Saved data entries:
........

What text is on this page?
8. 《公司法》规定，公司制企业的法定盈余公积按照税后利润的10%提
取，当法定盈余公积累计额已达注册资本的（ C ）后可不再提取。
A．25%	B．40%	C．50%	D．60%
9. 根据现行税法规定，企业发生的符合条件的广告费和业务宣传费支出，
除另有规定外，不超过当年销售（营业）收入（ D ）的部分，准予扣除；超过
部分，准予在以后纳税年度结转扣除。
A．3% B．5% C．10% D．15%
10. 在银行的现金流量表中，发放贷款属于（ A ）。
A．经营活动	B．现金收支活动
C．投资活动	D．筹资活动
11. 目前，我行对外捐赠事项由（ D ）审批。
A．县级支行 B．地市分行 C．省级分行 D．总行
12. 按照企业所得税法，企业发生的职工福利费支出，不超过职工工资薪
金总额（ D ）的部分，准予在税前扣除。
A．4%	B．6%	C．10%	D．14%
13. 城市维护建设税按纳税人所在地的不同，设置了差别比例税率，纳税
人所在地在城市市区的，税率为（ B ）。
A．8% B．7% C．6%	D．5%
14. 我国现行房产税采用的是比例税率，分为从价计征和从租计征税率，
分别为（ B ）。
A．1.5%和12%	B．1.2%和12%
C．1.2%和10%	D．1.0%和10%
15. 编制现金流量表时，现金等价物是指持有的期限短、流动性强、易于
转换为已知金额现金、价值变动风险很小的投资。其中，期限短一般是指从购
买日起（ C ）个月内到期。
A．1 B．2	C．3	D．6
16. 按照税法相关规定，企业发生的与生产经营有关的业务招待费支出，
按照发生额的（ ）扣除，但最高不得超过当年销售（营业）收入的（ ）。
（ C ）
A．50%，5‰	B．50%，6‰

........

**Task prompt**:
Transcribe all the entries, keeping each one exactly as it is.

**Solution to the problem**:
What text is on this page?
8. 《公司法》规定，公司制企业的法定盈余公积按照税后利润的10%提
取，当法定盈余公积累计额已达注册资本的（ C ）后可不再提取。
A．25%	B．40%	C．50%	D．60%
9. 根据现行税法规定，企业发生的符合条件的广告费和业务宣传费支出，
除另有规定外，不超过当年销售（营业）收入（ D ）的部分，准予扣除；超过
部分，准予在以后纳税年度结转扣除。
A．3% B．5% C．10% D．15%
10. 在银行的现金流量表中，发放贷款属于（ A ）。
A．经营活动	B．现金收支活动
C．投资活动	D．筹资活动
11. 目前，我行对外捐赠事项由（ D ）审批。
A．县级支行 B．地市分行 C．省级分行 D．总行
12. 按照企业所得税法，企业发生的职工福利费支出，不超过职工工资薪
金总额（ D ）的部分，准予在税前扣除。
A．4%	B．6%	C．10%	D．14%
13. 城市维护建设税按纳税人所在地的不同，设置了差别比例税率，纳税
人所在地在城市市区的，税率为（ B ）。
A．8% B．7% C．6%	D．5%
14. 我国现行房产税采用的是比例税率，分为从价计征和从租计征税率，
分别为（ B ）。
A．1.5%和12%	B．1.2%和12%
C．1.2%和10%	D．1.0%和10%
15. 编制现金流量表时，现金等价物是指持有的期限短、流动性强、易于
转换为已知金额现金、价值变动风险很小的投资。其中，期限短一般是指从购
买日起（ C ）个月内到期。
A．1 B．2	C．3	D．6
16. 按照税法相关规定，企业发生的与生产经营有关的业务招待费支出，
按照发生额的（ ）扣除，但最高不得超过当年销售（营业）收入的（ ）。
（ C ）
A．50%，5‰	B．50%，6‰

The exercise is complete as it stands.